> WHAT THE EXERCISE ASKS:
The records should be written out in full, with nothing altered.

> DATA ENTRIES:
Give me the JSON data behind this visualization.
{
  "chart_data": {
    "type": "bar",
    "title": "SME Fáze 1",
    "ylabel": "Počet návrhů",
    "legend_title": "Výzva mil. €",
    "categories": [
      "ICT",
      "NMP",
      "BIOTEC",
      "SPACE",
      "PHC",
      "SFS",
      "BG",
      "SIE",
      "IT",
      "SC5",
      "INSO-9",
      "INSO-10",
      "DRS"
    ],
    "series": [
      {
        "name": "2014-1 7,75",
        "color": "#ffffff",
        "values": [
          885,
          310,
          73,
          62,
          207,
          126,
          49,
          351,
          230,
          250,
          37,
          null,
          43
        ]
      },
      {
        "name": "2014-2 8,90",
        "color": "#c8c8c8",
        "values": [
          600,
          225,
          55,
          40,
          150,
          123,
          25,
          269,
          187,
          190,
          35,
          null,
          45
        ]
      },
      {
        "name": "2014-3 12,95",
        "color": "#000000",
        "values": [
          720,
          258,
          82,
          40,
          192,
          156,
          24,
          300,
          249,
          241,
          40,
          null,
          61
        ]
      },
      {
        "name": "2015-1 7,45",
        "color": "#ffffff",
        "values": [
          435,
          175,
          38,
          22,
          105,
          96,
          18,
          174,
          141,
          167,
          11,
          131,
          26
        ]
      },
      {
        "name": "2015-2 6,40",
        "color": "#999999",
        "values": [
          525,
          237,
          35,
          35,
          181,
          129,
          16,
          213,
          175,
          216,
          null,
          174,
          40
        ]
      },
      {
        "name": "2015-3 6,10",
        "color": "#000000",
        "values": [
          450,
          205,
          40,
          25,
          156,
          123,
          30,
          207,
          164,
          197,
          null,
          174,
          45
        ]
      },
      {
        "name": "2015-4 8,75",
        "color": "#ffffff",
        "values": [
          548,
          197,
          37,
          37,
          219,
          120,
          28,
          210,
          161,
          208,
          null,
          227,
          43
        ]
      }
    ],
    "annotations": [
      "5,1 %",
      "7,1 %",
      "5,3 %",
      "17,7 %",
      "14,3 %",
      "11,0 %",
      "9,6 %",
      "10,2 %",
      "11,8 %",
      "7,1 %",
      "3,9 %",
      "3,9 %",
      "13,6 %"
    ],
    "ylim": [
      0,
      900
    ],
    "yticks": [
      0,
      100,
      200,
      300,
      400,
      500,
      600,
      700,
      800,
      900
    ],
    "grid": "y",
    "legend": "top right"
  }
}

> THE COMPLETED TASK:
Give me the JSON data behind this visualization.
{
  "chart_data": {
    "type": "bar",
    "title": "SME Fáze 1",
    "ylabel": "Počet návrhů",
    "legend_title": "Výzva mil. €",
    "categories": [
      "ICT",
      "NMP",
      "BIOTEC",
      "SPACE",
      "PHC",
      "SFS",
      "BG",
      "SIE",
      "IT",
      "SC5",
      "INSO-9",
      "INSO-10",
      "DRS"
    ],
    "series": [
      {
        "name": "2014-1 7,75",
        "color": "#ffffff",
        "values": [
          885,
          310,
          73,
          62,
          207,
          126,
          49,
          351,
          230,
          250,
          37,
          null,
          43
        ]
      },
      {
        "name": "2014-2 8,90",
        "color": "#c8c8c8",
        "values": [
          600,
          225,
          55,
          40,
          150,
          123,
          25,
          269,
          187,
          190,
          35,
          null,
          45
        ]
      },
      {
        "name": "2014-3 12,95",
        "color": "#000000",
        "values": [
          720,
          258,
          82,
          40,
          192,
          156,
          24,
          300,
          249,
          241,
          40,
          null,
          61
        ]
      },
      {
        "name": "2015-1 7,45",
        "color": "#ffffff",
        "values": [
          435,
          175,
          38,
          22,
          105,
          96,
          18,
          174,
          141,
          167,
          11,
          131,
          26
        ]
      },
      {
        "name": "2015-2 6,40",
        "color": "#999999",
        "values": [
          525,
          237,
          35,
          35,
          181,
          129,
          16,
          213,
          175,
          216,
          null,
          174,
          40
        ]
      },
      {
        "name": "2015-3 6,10",
        "color": "#000000",
        "values": [
          450,
          205,
          40,
          25,
          156,
          123,
          30,
          207,
          164,
          197,
          null,
          174,
          45
        ]
      },
      {
        "name": "2015-4 8,75",
        "color": "#ffffff",
        "values": [
          548,
          197,
          37,
          37,
          219,
          120,
          28,
          210,
          161,
          208,
          null,
          227,
          43
        ]
      }
    ],
    "annotations": [
      "5,1 %",
      "7,1 %",
      "5,3 %",
      "17,7 %",
      "14,3 %",
      "11,0 %",
      "9,6 %",
      "10,2 %",
      "11,8 %",
      "7,1 %",
      "3,9 %",
      "3,9 %",
      "13,6 %"
    ],
    "ylim": [
      0,
      900
    ],
    "yticks": [
      0,
      100,
      200,
      300,
      400,
      500,
      600,
      700,
      800,
      900
    ],
    "grid": "y",
    "legend": "top right"
  }
}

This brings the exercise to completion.